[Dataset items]

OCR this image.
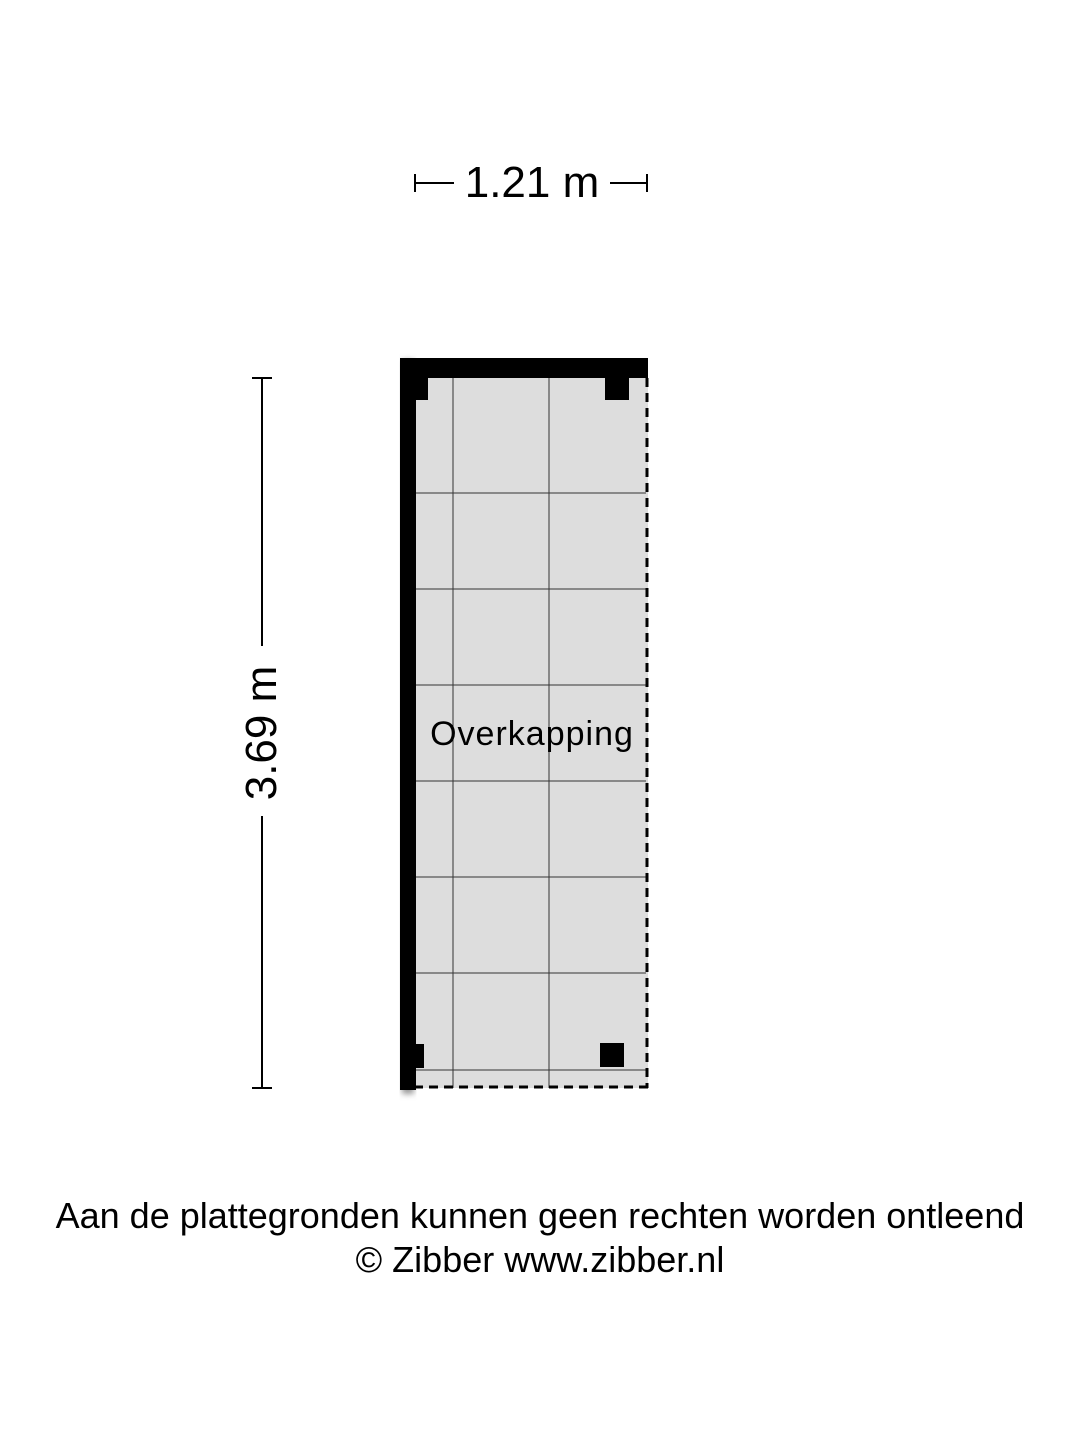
1.21 m
3.69 m	Overkapping
Aan de plattegronden kunnen geen rechten worden ontleend
© Zibber www.zibber.nl
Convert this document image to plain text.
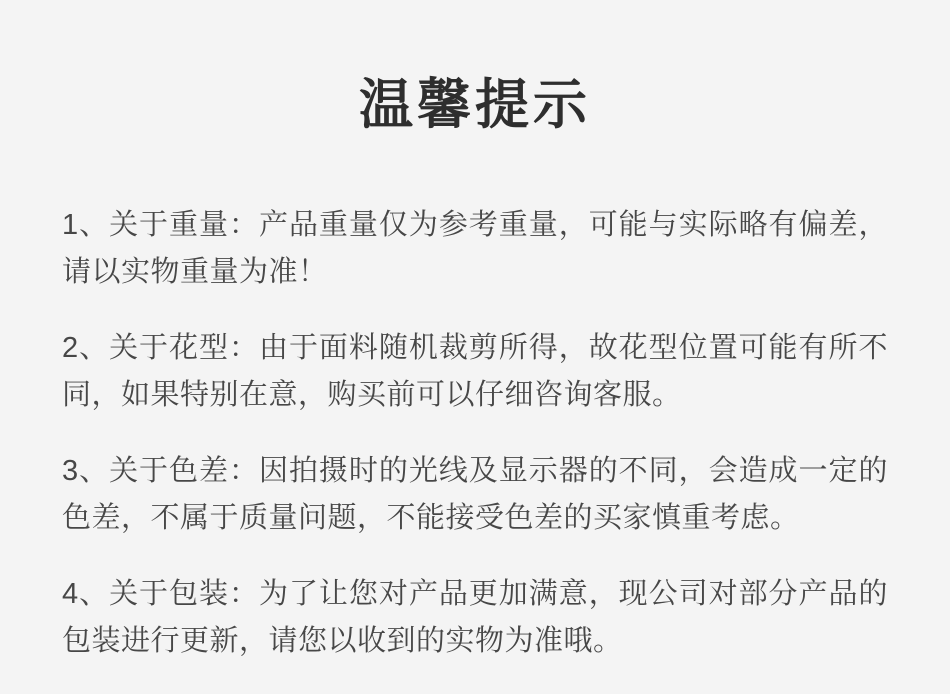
温馨提示

1、关于重量：产品重量仅为参考重量，可能与实际略有偏差，请以实物重量为准！

2、关于花型：由于面料随机裁剪所得，故花型位置可能有所不同，如果特别在意，购买前可以仔细咨询客服。

3、关于色差：因拍摄时的光线及显示器的不同，会造成一定的色差，不属于质量问题，不能接受色差的买家慎重考虑。

4、关于包装：为了让您对产品更加满意，现公司对部分产品的包装进行更新，请您以收到的实物为准哦。
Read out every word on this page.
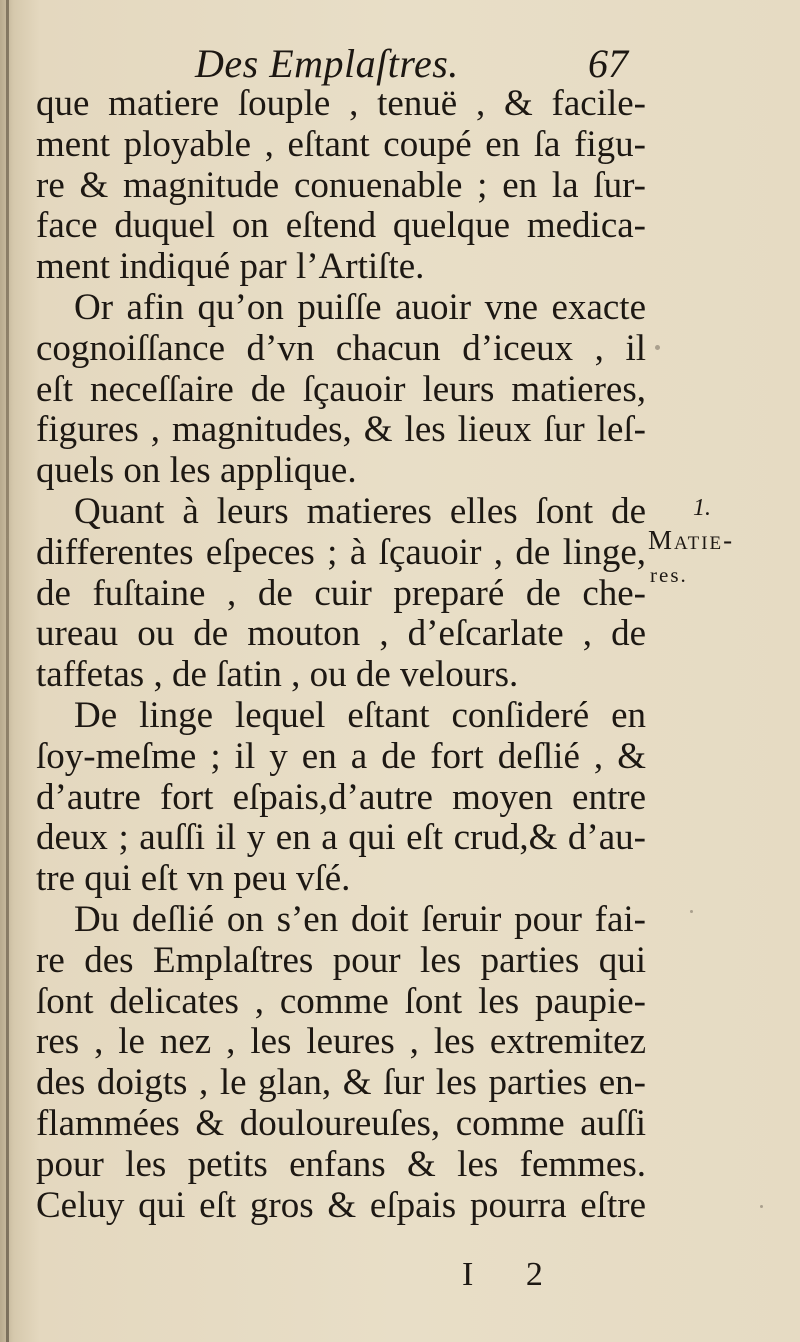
Des Emplaſtres.	67
que matiere ſouple , tenuë , & facile-
ment ployable , eſtant coupé en ſa figu-
re & magnitude conuenable ; en la ſur-
face duquel on eſtend quelque medica-
ment indiqué par l’Artiſte.
Or afin qu’on puiſſe auoir vne exacte
cognoiſſance d’vn chacun d’iceux , il
eſt neceſſaire de ſçauoir leurs matieres,
figures , magnitudes, & les lieux ſur leſ-
quels on les applique.
Quant à leurs matieres elles ſont de
differentes eſpeces ; à ſçauoir , de linge,
de fuſtaine , de cuir preparé de che-
ureau ou de mouton , d’eſcarlate , de
taffetas , de ſatin , ou de velours.
De linge lequel eſtant conſideré en
ſoy-meſme ; il y en a de fort deſlié , &
d’autre fort eſpais,d’autre moyen entre
deux ; auſſi il y en a qui eſt crud,& d’au-
tre qui eſt vn peu vſé.
Du deſlié on s’en doit ſeruir pour fai-
re des Emplaſtres pour les parties qui
ſont delicates , comme ſont les paupie-
res , le nez , les leures , les extremitez
des doigts , le glan, & ſur les parties en-
flammées & douloureuſes, comme auſſi
pour les petits enfans & les femmes.
Celuy qui eſt gros & eſpais pourra eſtre
1.
Matie-
res.
I 2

▸ Objective
Reproduce the lines from the line with "Convert this document image to plain text." through the last line of the entries exactly, including both ends and excluding pictures.

▸ The completed task
Convert this document image to plain text.
温馨提示

1、关于重量：产品重量仅为参考重量，可能与实际略有偏差，请以实物重量为准！

2、关于花型：由于面料随机裁剪所得，故花型位置可能有所不同，如果特别在意，购买前可以仔细咨询客服。

3、关于色差：因拍摄时的光线及显示器的不同，会造成一定的色差，不属于质量问题，不能接受色差的买家慎重考虑。

4、关于包装：为了让您对产品更加满意，现公司对部分产品的包装进行更新，请您以收到的实物为准哦。
Read out every word on this page.
Des Emplaſtres.	67
que matiere ſouple , tenuë , & facile-
ment ployable , eſtant coupé en ſa figu-
re & magnitude conuenable ; en la ſur-
face duquel on eſtend quelque medica-
ment indiqué par l’Artiſte.
Or afin qu’on puiſſe auoir vne exacte
cognoiſſance d’vn chacun d’iceux , il
eſt neceſſaire de ſçauoir leurs matieres,
figures , magnitudes, & les lieux ſur leſ-
quels on les applique.
Quant à leurs matieres elles ſont de
differentes eſpeces ; à ſçauoir , de linge,
de fuſtaine , de cuir preparé de che-
ureau ou de mouton , d’eſcarlate , de
taffetas , de ſatin , ou de velours.
De linge lequel eſtant conſideré en
ſoy-meſme ; il y en a de fort deſlié , &
d’autre fort eſpais,d’autre moyen entre
deux ; auſſi il y en a qui eſt crud,& d’au-
tre qui eſt vn peu vſé.
Du deſlié on s’en doit ſeruir pour fai-
re des Emplaſtres pour les parties qui
ſont delicates , comme ſont les paupie-
res , le nez , les leures , les extremitez
des doigts , le glan, & ſur les parties en-
flammées & douloureuſes, comme auſſi
pour les petits enfans & les femmes.
Celuy qui eſt gros & eſpais pourra eſtre
1.
Matie-
res.
I 2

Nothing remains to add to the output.